◆ INFORMATION PROVIDED:
###

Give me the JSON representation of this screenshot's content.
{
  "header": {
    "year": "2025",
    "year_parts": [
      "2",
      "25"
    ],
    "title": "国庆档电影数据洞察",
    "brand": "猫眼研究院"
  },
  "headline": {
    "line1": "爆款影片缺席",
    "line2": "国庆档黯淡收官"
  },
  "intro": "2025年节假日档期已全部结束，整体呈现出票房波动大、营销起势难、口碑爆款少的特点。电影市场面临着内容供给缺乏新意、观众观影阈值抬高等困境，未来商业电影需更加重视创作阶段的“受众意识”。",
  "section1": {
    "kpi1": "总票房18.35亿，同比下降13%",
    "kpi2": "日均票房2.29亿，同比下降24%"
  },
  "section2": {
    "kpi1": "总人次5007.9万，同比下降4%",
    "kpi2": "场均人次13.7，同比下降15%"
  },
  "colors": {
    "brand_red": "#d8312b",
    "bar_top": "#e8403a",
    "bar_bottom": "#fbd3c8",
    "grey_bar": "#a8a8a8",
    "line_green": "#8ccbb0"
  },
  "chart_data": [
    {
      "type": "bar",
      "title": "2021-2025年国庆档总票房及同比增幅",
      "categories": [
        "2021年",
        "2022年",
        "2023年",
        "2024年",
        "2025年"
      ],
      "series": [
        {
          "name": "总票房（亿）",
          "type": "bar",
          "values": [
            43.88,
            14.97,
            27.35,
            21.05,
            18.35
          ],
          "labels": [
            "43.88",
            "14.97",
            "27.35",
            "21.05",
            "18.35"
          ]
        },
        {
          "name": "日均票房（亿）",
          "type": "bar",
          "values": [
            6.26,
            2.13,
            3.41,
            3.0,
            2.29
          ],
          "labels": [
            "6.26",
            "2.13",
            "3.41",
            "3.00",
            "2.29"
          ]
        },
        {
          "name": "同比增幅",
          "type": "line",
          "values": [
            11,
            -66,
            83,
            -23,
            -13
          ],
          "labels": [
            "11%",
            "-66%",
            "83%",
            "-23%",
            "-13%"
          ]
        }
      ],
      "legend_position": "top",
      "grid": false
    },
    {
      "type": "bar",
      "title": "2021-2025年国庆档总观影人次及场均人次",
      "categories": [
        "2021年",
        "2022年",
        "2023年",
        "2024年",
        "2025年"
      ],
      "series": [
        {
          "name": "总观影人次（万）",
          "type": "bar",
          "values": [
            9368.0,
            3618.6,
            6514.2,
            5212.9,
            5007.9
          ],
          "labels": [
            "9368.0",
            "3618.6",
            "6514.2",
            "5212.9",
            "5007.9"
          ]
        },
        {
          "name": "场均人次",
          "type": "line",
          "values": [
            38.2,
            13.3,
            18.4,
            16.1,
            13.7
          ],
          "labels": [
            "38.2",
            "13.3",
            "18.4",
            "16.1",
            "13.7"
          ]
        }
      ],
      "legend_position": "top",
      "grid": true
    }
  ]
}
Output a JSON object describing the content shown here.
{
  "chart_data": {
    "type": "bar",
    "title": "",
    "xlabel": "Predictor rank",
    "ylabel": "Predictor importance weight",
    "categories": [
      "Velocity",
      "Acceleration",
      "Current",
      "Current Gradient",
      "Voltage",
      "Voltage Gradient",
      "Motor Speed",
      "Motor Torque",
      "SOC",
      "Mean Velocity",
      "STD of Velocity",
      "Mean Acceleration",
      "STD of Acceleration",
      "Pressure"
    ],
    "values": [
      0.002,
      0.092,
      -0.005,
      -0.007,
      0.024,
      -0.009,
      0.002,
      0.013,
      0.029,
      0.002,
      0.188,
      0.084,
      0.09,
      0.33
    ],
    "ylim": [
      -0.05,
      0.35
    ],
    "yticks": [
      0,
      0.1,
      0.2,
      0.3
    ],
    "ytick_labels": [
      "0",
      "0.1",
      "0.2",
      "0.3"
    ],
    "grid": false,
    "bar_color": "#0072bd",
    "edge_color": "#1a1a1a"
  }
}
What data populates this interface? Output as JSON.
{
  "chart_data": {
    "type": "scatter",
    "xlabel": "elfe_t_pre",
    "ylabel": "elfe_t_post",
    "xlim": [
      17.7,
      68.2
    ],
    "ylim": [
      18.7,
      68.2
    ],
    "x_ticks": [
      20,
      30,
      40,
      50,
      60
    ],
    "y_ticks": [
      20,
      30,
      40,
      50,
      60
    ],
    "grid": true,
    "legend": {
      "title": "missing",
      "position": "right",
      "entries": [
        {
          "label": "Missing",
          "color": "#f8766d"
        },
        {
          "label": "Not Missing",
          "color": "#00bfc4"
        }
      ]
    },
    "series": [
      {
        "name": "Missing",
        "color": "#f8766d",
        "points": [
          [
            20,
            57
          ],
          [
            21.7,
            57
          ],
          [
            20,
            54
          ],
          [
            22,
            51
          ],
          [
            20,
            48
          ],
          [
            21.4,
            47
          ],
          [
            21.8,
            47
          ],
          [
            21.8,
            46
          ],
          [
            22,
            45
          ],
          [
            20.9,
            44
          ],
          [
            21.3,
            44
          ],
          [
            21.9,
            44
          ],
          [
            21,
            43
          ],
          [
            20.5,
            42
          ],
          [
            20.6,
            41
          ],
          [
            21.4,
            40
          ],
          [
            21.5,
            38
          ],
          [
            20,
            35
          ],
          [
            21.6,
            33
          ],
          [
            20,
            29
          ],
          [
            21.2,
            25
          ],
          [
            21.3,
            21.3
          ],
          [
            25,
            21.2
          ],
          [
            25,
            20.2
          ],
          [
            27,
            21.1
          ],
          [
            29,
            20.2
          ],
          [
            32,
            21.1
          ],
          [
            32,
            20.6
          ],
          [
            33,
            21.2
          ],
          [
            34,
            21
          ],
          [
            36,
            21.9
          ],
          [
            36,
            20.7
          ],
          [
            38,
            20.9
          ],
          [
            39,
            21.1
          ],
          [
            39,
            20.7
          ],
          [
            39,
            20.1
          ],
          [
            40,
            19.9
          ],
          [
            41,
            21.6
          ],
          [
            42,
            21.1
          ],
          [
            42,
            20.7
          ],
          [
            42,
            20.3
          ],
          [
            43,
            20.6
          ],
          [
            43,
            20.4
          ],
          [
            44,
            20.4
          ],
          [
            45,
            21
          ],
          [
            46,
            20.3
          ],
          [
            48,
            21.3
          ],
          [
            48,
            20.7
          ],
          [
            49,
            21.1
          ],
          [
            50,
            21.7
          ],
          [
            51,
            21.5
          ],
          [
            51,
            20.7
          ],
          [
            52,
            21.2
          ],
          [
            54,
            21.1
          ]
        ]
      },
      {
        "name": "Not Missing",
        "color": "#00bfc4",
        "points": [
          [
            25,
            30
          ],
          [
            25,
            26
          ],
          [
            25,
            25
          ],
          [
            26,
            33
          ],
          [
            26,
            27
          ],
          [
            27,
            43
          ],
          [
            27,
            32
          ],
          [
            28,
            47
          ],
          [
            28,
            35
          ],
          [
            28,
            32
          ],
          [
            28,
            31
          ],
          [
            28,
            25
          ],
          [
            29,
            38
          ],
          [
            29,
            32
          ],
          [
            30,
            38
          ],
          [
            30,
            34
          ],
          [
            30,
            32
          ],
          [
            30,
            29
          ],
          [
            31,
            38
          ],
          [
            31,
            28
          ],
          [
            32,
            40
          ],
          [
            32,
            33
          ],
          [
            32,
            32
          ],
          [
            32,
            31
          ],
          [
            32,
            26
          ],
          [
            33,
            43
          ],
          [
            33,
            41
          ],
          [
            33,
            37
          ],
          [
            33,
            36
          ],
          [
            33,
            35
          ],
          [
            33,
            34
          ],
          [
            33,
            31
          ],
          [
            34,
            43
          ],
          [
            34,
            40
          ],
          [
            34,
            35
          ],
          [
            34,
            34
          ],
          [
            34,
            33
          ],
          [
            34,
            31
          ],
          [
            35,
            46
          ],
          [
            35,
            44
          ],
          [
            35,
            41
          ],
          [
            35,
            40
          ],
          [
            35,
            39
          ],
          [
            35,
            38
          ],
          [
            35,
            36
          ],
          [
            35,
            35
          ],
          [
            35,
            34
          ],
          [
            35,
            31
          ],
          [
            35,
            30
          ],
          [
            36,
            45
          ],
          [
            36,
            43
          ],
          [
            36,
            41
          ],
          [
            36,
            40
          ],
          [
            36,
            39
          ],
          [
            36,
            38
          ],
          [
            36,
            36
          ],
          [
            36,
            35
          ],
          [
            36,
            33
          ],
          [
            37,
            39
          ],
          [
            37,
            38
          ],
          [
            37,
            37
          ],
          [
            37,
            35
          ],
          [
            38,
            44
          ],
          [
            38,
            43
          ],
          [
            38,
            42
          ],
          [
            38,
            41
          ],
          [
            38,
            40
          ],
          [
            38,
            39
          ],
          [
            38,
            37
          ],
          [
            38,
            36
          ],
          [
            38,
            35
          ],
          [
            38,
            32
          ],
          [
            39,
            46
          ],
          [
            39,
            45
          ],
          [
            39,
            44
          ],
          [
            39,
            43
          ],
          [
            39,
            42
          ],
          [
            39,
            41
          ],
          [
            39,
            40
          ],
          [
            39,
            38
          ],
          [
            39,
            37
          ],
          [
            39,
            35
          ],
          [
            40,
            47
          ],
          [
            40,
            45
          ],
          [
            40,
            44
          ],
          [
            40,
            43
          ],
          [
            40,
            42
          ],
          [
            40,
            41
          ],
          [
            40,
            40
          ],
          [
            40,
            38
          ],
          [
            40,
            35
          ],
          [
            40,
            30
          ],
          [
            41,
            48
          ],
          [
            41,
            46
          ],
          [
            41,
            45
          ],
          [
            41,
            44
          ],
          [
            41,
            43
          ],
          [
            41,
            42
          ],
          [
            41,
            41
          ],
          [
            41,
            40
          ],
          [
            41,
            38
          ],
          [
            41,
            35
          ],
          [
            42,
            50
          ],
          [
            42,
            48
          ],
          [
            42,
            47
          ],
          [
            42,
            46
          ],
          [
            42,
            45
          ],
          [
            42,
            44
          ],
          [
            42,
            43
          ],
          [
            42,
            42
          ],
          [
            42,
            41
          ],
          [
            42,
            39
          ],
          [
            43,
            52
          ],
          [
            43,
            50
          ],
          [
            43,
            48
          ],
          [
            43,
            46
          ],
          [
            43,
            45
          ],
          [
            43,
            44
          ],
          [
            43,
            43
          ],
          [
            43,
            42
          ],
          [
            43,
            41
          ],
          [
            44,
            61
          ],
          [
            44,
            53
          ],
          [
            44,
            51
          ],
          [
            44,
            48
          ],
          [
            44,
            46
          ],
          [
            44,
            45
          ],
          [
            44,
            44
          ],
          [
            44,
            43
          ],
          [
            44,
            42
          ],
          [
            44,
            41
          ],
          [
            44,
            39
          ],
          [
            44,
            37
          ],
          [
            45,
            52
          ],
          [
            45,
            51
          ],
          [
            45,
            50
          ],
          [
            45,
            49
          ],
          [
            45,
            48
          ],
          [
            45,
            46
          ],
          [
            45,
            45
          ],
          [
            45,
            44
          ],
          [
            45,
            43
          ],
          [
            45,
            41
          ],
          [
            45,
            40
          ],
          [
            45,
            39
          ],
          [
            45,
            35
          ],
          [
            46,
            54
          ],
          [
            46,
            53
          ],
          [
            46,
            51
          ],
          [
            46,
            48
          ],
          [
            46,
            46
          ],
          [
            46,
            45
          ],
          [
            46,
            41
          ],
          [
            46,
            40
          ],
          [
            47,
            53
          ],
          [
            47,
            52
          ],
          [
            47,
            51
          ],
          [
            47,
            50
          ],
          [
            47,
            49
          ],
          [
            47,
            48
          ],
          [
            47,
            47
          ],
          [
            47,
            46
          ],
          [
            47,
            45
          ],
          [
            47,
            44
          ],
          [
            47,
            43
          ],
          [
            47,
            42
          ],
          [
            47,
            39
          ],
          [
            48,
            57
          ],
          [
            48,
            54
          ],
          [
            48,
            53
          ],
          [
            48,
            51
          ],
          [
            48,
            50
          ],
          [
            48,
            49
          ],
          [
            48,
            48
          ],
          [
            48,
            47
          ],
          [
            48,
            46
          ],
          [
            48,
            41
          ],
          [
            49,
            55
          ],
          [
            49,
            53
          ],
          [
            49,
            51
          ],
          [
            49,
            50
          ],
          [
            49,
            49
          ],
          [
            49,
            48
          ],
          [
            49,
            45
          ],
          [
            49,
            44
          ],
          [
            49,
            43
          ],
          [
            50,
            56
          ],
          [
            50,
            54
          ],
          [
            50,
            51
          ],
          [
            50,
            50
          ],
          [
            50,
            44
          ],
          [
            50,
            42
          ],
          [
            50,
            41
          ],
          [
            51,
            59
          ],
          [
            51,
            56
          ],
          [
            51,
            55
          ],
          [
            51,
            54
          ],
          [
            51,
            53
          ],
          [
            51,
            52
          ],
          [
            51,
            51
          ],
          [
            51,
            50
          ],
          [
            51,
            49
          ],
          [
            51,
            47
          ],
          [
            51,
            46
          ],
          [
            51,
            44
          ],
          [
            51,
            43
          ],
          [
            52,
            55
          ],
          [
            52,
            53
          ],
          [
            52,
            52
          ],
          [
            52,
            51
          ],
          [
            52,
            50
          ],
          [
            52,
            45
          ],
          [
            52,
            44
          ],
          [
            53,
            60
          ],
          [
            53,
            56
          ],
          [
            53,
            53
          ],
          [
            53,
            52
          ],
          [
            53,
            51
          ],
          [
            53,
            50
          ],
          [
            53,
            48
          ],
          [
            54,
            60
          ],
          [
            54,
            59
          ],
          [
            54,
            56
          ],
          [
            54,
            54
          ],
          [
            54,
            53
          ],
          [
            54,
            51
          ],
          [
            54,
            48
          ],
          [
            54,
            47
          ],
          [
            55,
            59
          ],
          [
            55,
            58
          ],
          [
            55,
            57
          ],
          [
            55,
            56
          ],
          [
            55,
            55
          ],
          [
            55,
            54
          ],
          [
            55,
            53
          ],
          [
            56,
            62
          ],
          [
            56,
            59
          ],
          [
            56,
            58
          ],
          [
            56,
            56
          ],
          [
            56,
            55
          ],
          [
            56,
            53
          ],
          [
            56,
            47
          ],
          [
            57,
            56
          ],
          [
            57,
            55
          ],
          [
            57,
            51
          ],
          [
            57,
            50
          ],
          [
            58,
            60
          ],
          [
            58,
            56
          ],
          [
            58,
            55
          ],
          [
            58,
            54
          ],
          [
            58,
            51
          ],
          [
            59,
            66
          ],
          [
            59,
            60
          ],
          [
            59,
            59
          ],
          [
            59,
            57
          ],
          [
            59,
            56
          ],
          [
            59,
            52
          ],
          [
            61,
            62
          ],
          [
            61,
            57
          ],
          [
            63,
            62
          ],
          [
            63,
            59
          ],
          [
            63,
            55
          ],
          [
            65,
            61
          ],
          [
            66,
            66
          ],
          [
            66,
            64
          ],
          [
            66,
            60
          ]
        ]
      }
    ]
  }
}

###

◆ THE PROBLEM: Extract from the data every line where "content" shows up.

◆ RESULT:
Give me the JSON representation of this screenshot's content.
Output a JSON object describing the content shown here.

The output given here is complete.